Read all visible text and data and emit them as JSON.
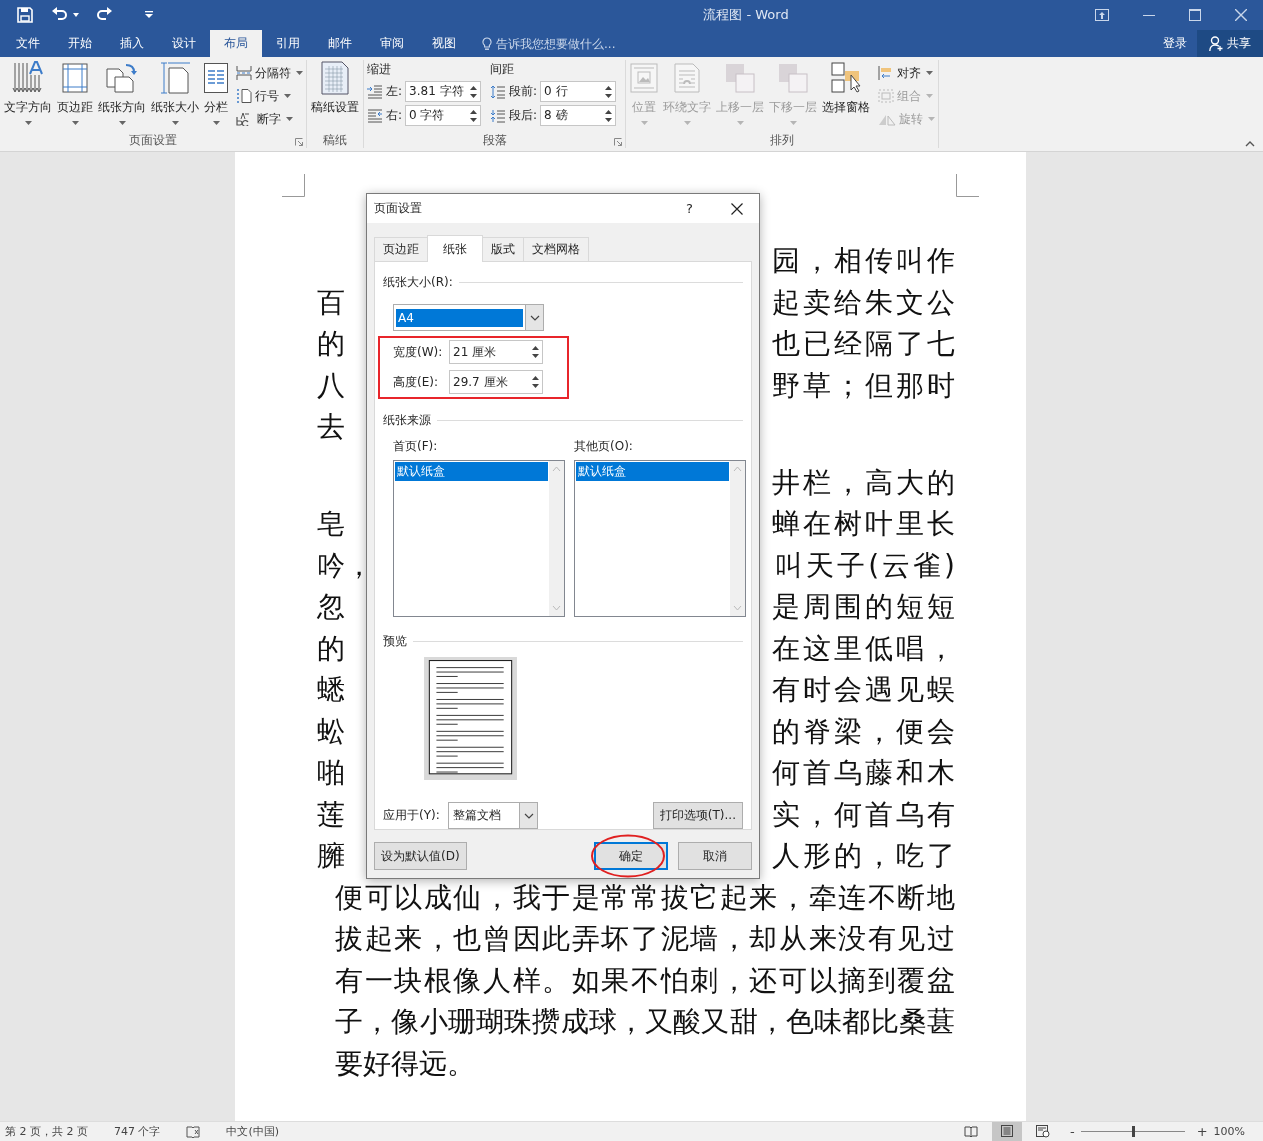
{
  "title_bar": {
    "title": "流程图 - Word"
  },
  "ribbon_tabs": [
    {
      "label": "文件",
      "selected": false
    },
    {
      "label": "开始",
      "selected": false
    },
    {
      "label": "插入",
      "selected": false
    },
    {
      "label": "设计",
      "selected": false
    },
    {
      "label": "布局",
      "selected": true
    },
    {
      "label": "引用",
      "selected": false
    },
    {
      "label": "邮件",
      "selected": false
    },
    {
      "label": "审阅",
      "selected": false
    },
    {
      "label": "视图",
      "selected": false
    }
  ],
  "tell_me": {
    "placeholder": "告诉我您想要做什么..."
  },
  "account": {
    "sign_in": "登录",
    "share": "共享"
  },
  "ribbon_groups": [
    {
      "kind": "page_setup",
      "label": "页面设置",
      "launcher": true,
      "large": [
        {
          "label": [
            "文字方向"
          ],
          "dropdown": true,
          "disabled": false
        },
        {
          "label": [
            "页边距"
          ],
          "dropdown": true,
          "disabled": false
        },
        {
          "label": [
            "纸张方向"
          ],
          "dropdown": true,
          "disabled": false
        },
        {
          "label": [
            "纸张大小"
          ],
          "dropdown": true,
          "disabled": false
        },
        {
          "label": [
            "分栏"
          ],
          "dropdown": true,
          "disabled": false
        }
      ],
      "small": [
        {
          "label": "分隔符",
          "dropdown": true,
          "disabled": false
        },
        {
          "label": "行号",
          "dropdown": true,
          "disabled": false
        },
        {
          "label": "断字",
          "dropdown": true,
          "disabled": false
        }
      ]
    },
    {
      "kind": "manuscript",
      "label": "稿纸",
      "launcher": false,
      "large": [
        {
          "label": [
            "稿纸",
            "设置"
          ],
          "dropdown": false,
          "disabled": false
        }
      ]
    },
    {
      "kind": "paragraph",
      "label": "段落",
      "launcher": true,
      "columns": [
        {
          "heading": "缩进",
          "fields": [
            {
              "label": "左:",
              "value": "3.81 字符"
            },
            {
              "label": "右:",
              "value": "0 字符"
            }
          ]
        },
        {
          "heading": "间距",
          "fields": [
            {
              "label": "段前:",
              "value": "0 行"
            },
            {
              "label": "段后:",
              "value": "8 磅"
            }
          ]
        }
      ]
    },
    {
      "kind": "arrange",
      "label": "排列",
      "launcher": false,
      "large": [
        {
          "label": [
            "位置"
          ],
          "dropdown": true,
          "disabled": true
        },
        {
          "label": [
            "环绕文字"
          ],
          "dropdown": true,
          "disabled": true
        },
        {
          "label": [
            "上移一层"
          ],
          "dropdown": true,
          "disabled": true
        },
        {
          "label": [
            "下移一层"
          ],
          "dropdown": true,
          "disabled": true
        },
        {
          "label": [
            "选择窗格"
          ],
          "dropdown": false,
          "disabled": false
        }
      ],
      "small": [
        {
          "label": "对齐",
          "dropdown": true,
          "disabled": false
        },
        {
          "label": "组合",
          "dropdown": true,
          "disabled": true
        },
        {
          "label": "旋转",
          "dropdown": true,
          "disabled": true
        }
      ]
    }
  ],
  "document": {
    "paragraphs": [
      {
        "lines": [
          {
            "kind": "split",
            "right": "园，相传叫作"
          },
          {
            "kind": "split",
            "left": "百",
            "right": "起卖给朱文公"
          },
          {
            "kind": "split",
            "left": "的",
            "right": "也已经隔了七"
          },
          {
            "kind": "split",
            "left": "八",
            "right": "野草；但那时"
          },
          {
            "kind": "split",
            "left": "去"
          }
        ]
      },
      {
        "lines": [
          {
            "kind": "split",
            "right": "井栏，高大的"
          },
          {
            "kind": "split",
            "left": "皂",
            "right": "蝉在树叶里长"
          },
          {
            "kind": "split",
            "left": "吟，",
            "right": "叫天子(云雀)"
          },
          {
            "kind": "split",
            "left": "忽",
            "right": "是周围的短短"
          },
          {
            "kind": "split",
            "left": "的",
            "right": "在这里低唱，"
          },
          {
            "kind": "split",
            "left": "蟋",
            "right": "有时会遇见蜈"
          },
          {
            "kind": "split",
            "left": "蚣",
            "right": "的脊梁，便会"
          },
          {
            "kind": "split",
            "left": "啪",
            "right": "何首乌藤和木"
          },
          {
            "kind": "split",
            "left": "莲",
            "right": "实，何首乌有"
          },
          {
            "kind": "split",
            "left": "臃",
            "right": "人形的，吃了"
          },
          {
            "kind": "full",
            "text": "便可以成仙，我于是常常拔它起来，牵连不断地"
          },
          {
            "kind": "full",
            "text": "拔起来，也曾因此弄坏了泥墙，却从来没有见过"
          },
          {
            "kind": "full",
            "text": "有一块根像人样。如果不怕刺，还可以摘到覆盆"
          },
          {
            "kind": "full",
            "text": "子，像小珊瑚珠攒成球，又酸又甜，色味都比桑葚"
          },
          {
            "kind": "full",
            "text": "要好得远。"
          }
        ]
      }
    ]
  },
  "dialog": {
    "title": "页面设置",
    "help": "?",
    "tabs": [
      {
        "label": "页边距",
        "selected": false
      },
      {
        "label": "纸张",
        "selected": true
      },
      {
        "label": "版式",
        "selected": false
      },
      {
        "label": "文档网格",
        "selected": false
      }
    ],
    "paper_size": {
      "heading": "纸张大小(R):",
      "value": "A4",
      "fields": [
        {
          "label": "宽度(W):",
          "value": "21 厘米"
        },
        {
          "label": "高度(E):",
          "value": "29.7 厘米"
        }
      ]
    },
    "paper_source": {
      "heading": "纸张来源",
      "lists": [
        {
          "label": "首页(F):",
          "items": [
            {
              "text": "默认纸盒",
              "selected": true
            }
          ]
        },
        {
          "label": "其他页(O):",
          "items": [
            {
              "text": "默认纸盒",
              "selected": true
            }
          ]
        }
      ]
    },
    "preview": {
      "heading": "预览"
    },
    "apply_to": {
      "label": "应用于(Y):",
      "value": "整篇文档"
    },
    "print_options": "打印选项(T)...",
    "footer_buttons": [
      {
        "label": "设为默认值(D)",
        "default": false
      },
      {
        "label": "确定",
        "default": true
      },
      {
        "label": "取消",
        "default": false
      }
    ]
  },
  "status_bar": {
    "page": "第 2 页，共 2 页",
    "words": "747 个字",
    "language": "中文(中国)",
    "views": [
      {
        "selected": false
      },
      {
        "selected": true
      },
      {
        "selected": false
      }
    ],
    "zoom": {
      "minus": "-",
      "plus": "+",
      "level": 0.5,
      "reading": "100%"
    }
  }
}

^^^^

◆ **Problem to work on**: Give every line back word for word and leave the pictures out.

◆ **Solved problem**:
Read all visible text and data and emit them as JSON.
{
  "title_bar": {
    "title": "流程图 - Word"
  },
  "ribbon_tabs": [
    {
      "label": "文件",
      "selected": false
    },
    {
      "label": "开始",
      "selected": false
    },
    {
      "label": "插入",
      "selected": false
    },
    {
      "label": "设计",
      "selected": false
    },
    {
      "label": "布局",
      "selected": true
    },
    {
      "label": "引用",
      "selected": false
    },
    {
      "label": "邮件",
      "selected": false
    },
    {
      "label": "审阅",
      "selected": false
    },
    {
      "label": "视图",
      "selected": false
    }
  ],
  "tell_me": {
    "placeholder": "告诉我您想要做什么..."
  },
  "account": {
    "sign_in": "登录",
    "share": "共享"
  },
  "ribbon_groups": [
    {
      "kind": "page_setup",
      "label": "页面设置",
      "launcher": true,
      "large": [
        {
          "label": [
            "文字方向"
          ],
          "dropdown": true,
          "disabled": false
        },
        {
          "label": [
            "页边距"
          ],
          "dropdown": true,
          "disabled": false
        },
        {
          "label": [
            "纸张方向"
          ],
          "dropdown": true,
          "disabled": false
        },
        {
          "label": [
            "纸张大小"
          ],
          "dropdown": true,
          "disabled": false
        },
        {
          "label": [
            "分栏"
          ],
          "dropdown": true,
          "disabled": false
        }
      ],
      "small": [
        {
          "label": "分隔符",
          "dropdown": true,
          "disabled": false
        },
        {
          "label": "行号",
          "dropdown": true,
          "disabled": false
        },
        {
          "label": "断字",
          "dropdown": true,
          "disabled": false
        }
      ]
    },
    {
      "kind": "manuscript",
      "label": "稿纸",
      "launcher": false,
      "large": [
        {
          "label": [
            "稿纸",
            "设置"
          ],
          "dropdown": false,
          "disabled": false
        }
      ]
    },
    {
      "kind": "paragraph",
      "label": "段落",
      "launcher": true,
      "columns": [
        {
          "heading": "缩进",
          "fields": [
            {
              "label": "左:",
              "value": "3.81 字符"
            },
            {
              "label": "右:",
              "value": "0 字符"
            }
          ]
        },
        {
          "heading": "间距",
          "fields": [
            {
              "label": "段前:",
              "value": "0 行"
            },
            {
              "label": "段后:",
              "value": "8 磅"
            }
          ]
        }
      ]
    },
    {
      "kind": "arrange",
      "label": "排列",
      "launcher": false,
      "large": [
        {
          "label": [
            "位置"
          ],
          "dropdown": true,
          "disabled": true
        },
        {
          "label": [
            "环绕文字"
          ],
          "dropdown": true,
          "disabled": true
        },
        {
          "label": [
            "上移一层"
          ],
          "dropdown": true,
          "disabled": true
        },
        {
          "label": [
            "下移一层"
          ],
          "dropdown": true,
          "disabled": true
        },
        {
          "label": [
            "选择窗格"
          ],
          "dropdown": false,
          "disabled": false
        }
      ],
      "small": [
        {
          "label": "对齐",
          "dropdown": true,
          "disabled": false
        },
        {
          "label": "组合",
          "dropdown": true,
          "disabled": true
        },
        {
          "label": "旋转",
          "dropdown": true,
          "disabled": true
        }
      ]
    }
  ],
  "document": {
    "paragraphs": [
      {
        "lines": [
          {
            "kind": "split",
            "right": "园，相传叫作"
          },
          {
            "kind": "split",
            "left": "百",
            "right": "起卖给朱文公"
          },
          {
            "kind": "split",
            "left": "的",
            "right": "也已经隔了七"
          },
          {
            "kind": "split",
            "left": "八",
            "right": "野草；但那时"
          },
          {
            "kind": "split",
            "left": "去"
          }
        ]
      },
      {
        "lines": [
          {
            "kind": "split",
            "right": "井栏，高大的"
          },
          {
            "kind": "split",
            "left": "皂",
            "right": "蝉在树叶里长"
          },
          {
            "kind": "split",
            "left": "吟，",
            "right": "叫天子(云雀)"
          },
          {
            "kind": "split",
            "left": "忽",
            "right": "是周围的短短"
          },
          {
            "kind": "split",
            "left": "的",
            "right": "在这里低唱，"
          },
          {
            "kind": "split",
            "left": "蟋",
            "right": "有时会遇见蜈"
          },
          {
            "kind": "split",
            "left": "蚣",
            "right": "的脊梁，便会"
          },
          {
            "kind": "split",
            "left": "啪",
            "right": "何首乌藤和木"
          },
          {
            "kind": "split",
            "left": "莲",
            "right": "实，何首乌有"
          },
          {
            "kind": "split",
            "left": "臃",
            "right": "人形的，吃了"
          },
          {
            "kind": "full",
            "text": "便可以成仙，我于是常常拔它起来，牵连不断地"
          },
          {
            "kind": "full",
            "text": "拔起来，也曾因此弄坏了泥墙，却从来没有见过"
          },
          {
            "kind": "full",
            "text": "有一块根像人样。如果不怕刺，还可以摘到覆盆"
          },
          {
            "kind": "full",
            "text": "子，像小珊瑚珠攒成球，又酸又甜，色味都比桑葚"
          },
          {
            "kind": "full",
            "text": "要好得远。"
          }
        ]
      }
    ]
  },
  "dialog": {
    "title": "页面设置",
    "help": "?",
    "tabs": [
      {
        "label": "页边距",
        "selected": false
      },
      {
        "label": "纸张",
        "selected": true
      },
      {
        "label": "版式",
        "selected": false
      },
      {
        "label": "文档网格",
        "selected": false
      }
    ],
    "paper_size": {
      "heading": "纸张大小(R):",
      "value": "A4",
      "fields": [
        {
          "label": "宽度(W):",
          "value": "21 厘米"
        },
        {
          "label": "高度(E):",
          "value": "29.7 厘米"
        }
      ]
    },
    "paper_source": {
      "heading": "纸张来源",
      "lists": [
        {
          "label": "首页(F):",
          "items": [
            {
              "text": "默认纸盒",
              "selected": true
            }
          ]
        },
        {
          "label": "其他页(O):",
          "items": [
            {
              "text": "默认纸盒",
              "selected": true
            }
          ]
        }
      ]
    },
    "preview": {
      "heading": "预览"
    },
    "apply_to": {
      "label": "应用于(Y):",
      "value": "整篇文档"
    },
    "print_options": "打印选项(T)...",
    "footer_buttons": [
      {
        "label": "设为默认值(D)",
        "default": false
      },
      {
        "label": "确定",
        "default": true
      },
      {
        "label": "取消",
        "default": false
      }
    ]
  },
  "status_bar": {
    "page": "第 2 页，共 2 页",
    "words": "747 个字",
    "language": "中文(中国)",
    "views": [
      {
        "selected": false
      },
      {
        "selected": true
      },
      {
        "selected": false
      }
    ],
    "zoom": {
      "minus": "-",
      "plus": "+",
      "level": 0.5,
      "reading": "100%"
    }
  }
}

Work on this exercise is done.